#### Short problem 1:
In the intercreditor agreement excerpt, to whom does the Consignor have to pay and deliver collateral it receives after an Acceleration/Insolvency Event, once that party requests it?

SECTION 8. Additional Obligations.
(a) The Agent covenants and agrees that it shall not take any steps to enforce
its rights of foreclosure or Liquidation with respect to the Collateral
other than in accordance with the Credit Documents.
(b) The Consignor covenants and agrees that so long as any of the Credit
Obligations remain outstanding, it shall not (i) take any steps to enforce
its rights of foreclosure or Liquidation under the Consignment Documents,
or otherwise, with respect to the Collateral (except in accordance with
this Intercreditor Agreement; provided such steps are consented to by the
Agent), (ii) accept or receive delivery of the Collateral (other than the
Metals Collateral in accordance with this Intercreditor Agreement), nor
(iii) obtain any Lien on or security interest in any of the Collateral
(other than under the Credit Documents).
(c) Except as otherwise set forth in this Intercreditor Agreement, in the
event that the Collateral or any collections or proceeds thereof, whether
in Cash, securities or other property, shall be received after an
Acceleration/Insolvency Event by the Consignor while any Credit
Obligations are outstanding, the Consignor shall notify the Agent of such
fact, shall hold such Collateral, collections or proceeds in trust for the
benefit of the Agent and, upon the request of the Agent, shall pay and
deliver the same to the Agent to the extent of any remaining Credit
Obligations. In the event that any Metals Collateral in which the
Consignor has a first priority security interest shall be received after
an Acceleration/Insolvency Event by the Agent while any Consignment
Obligations are outstanding, the Agent shall notify the Consignor of such
fact, shall hold such Metals Collateral in trust for the benefit of the
Consignor and, upon the request of the Consignor, shall pay and deliver
the same to the Consignor to the extent of any remaining Consignment
Obligations.
SECTION 9. Relative Priorities of Security Interests. The priorities of
the security interests established, altered or specified in this Intercreditor
Agreement are applicable without
6
regard to the time or order of attachment or perfection thereof, the method of
perfection, the time or order of filing of financing statements or taking of
possession, or the giving of or failure to give notice of the acquisition or
expected acquisition of purchase money, consignment or other security interests;
provided, however, that the relative priorities set forth herein are expressly
conditioned upon the due and proper perfection, and the nonavoidance by a
bankruptcy trustee, debtor-in-possession or other party of any security
interests which have priority pursuant to this Intercreditor Agreement; and
provided further, however, that if any security interest is not perfected, or is
voided by a bankruptcy trustee, debtor-in-possession or other party which
voiding is upheld by a final decision, then the relative priority specified
herein with respect to such security interest to the extent not perfected or
voided, as the case may be, shall not be affected. The priorities of any
security interests which are not established, altered or specified herein shall
exist and continue in accordance with applicable provisions of law. The
agreements made herein are solely for the purpose of establishing the relative
priorities of the Creditors and shall not inure to the benefit of any other
Person (including any Credit Party) except the respective successors and assigns
of the Creditors and the Secured Parties.

#### Short problem 2:
Format every line of the dataset items below as a numbered list. Skip blank lines, and leave the pictures out of your answer.

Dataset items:
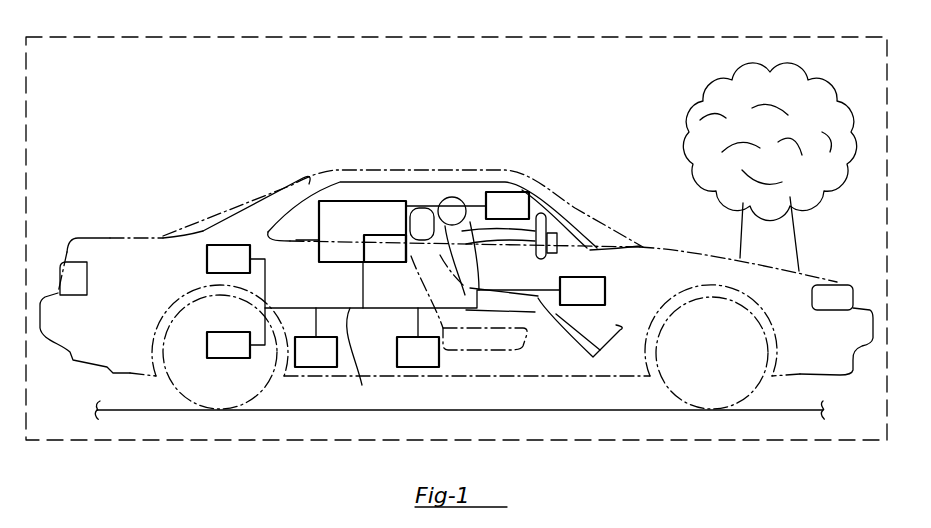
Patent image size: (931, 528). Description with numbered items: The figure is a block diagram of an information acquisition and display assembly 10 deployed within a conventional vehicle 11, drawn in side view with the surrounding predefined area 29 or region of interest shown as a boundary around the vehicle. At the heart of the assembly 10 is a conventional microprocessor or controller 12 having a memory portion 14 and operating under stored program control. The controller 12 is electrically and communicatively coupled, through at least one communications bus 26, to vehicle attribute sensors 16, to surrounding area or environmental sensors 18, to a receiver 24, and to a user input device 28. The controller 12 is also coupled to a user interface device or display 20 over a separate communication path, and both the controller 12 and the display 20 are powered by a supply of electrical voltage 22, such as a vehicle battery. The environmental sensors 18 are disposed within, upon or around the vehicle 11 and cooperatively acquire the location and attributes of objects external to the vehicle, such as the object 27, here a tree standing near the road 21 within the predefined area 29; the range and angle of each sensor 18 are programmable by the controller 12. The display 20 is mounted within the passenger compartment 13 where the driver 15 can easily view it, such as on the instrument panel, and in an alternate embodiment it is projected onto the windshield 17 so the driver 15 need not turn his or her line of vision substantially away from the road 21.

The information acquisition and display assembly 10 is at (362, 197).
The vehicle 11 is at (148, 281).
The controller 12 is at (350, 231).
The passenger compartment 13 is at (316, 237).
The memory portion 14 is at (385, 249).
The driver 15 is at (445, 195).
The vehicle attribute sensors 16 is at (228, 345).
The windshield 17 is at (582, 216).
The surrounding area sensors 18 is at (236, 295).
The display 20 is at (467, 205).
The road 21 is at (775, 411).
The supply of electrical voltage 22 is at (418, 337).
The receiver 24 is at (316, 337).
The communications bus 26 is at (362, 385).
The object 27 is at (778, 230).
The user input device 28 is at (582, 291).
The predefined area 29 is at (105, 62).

#### Exercise answer 1:
To the Agent, to the extent of any remaining Credit Obligations.

#### Exercise answer 2:
1. Patent image size: (931, 528). Description with numbered items: The figure is a block diagram of an information acquisition and display assembly 10 deployed within a conventional vehicle 11, drawn in side view with the surrounding predefined area 29 or region of interest shown as a boundary around the vehicle. At the heart of the assembly 10 is a conventional microprocessor or controller 12 having a memory portion 14 and operating under stored program control. The controller 12 is electrically and communicatively coupled, through at least one communications bus 26, to vehicle attribute sensors 16, to surrounding area or environmental sensors 18, to a receiver 24, and to a user input device 28. The controller 12 is also coupled to a user interface device or display 20 over a separate communication path, and both the controller 12 and the display 20 are powered by a supply of electrical voltage 22, such as a vehicle battery. The environmental sensors 18 are disposed within, upon or around the vehicle 11 and cooperatively acquire the location and attributes of objects external to the vehicle, such as the object 27, here a tree standing near the road 21 within the predefined area 29; the range and angle of each sensor 18 are programmable by the controller 12. The display 20 is mounted within the passenger compartment 13 where the driver 15 can easily view it, such as on the instrument panel, and in an alternate embodiment it is projected onto the windshield 17 so the driver 15 need not turn his or her line of vision substantially away from the road 21.
2. The information acquisition and display assembly 10 is at (362, 197).
3. The vehicle 11 is at (148, 281).
4. The controller 12 is at (350, 231).
5. The passenger compartment 13 is at (316, 237).
6. The memory portion 14 is at (385, 249).
7. The driver 15 is at (445, 195).
8. The vehicle attribute sensors 16 is at (228, 345).
9. The windshield 17 is at (582, 216).
10. The surrounding area sensors 18 is at (236, 295).
11. The display 20 is at (467, 205).
12. The road 21 is at (775, 411).
13. The supply of electrical voltage 22 is at (418, 337).
14. The receiver 24 is at (316, 337).
15. The communications bus 26 is at (362, 385).
16. The object 27 is at (778, 230).
17. The user input device 28 is at (582, 291).
18. The predefined area 29 is at (105, 62).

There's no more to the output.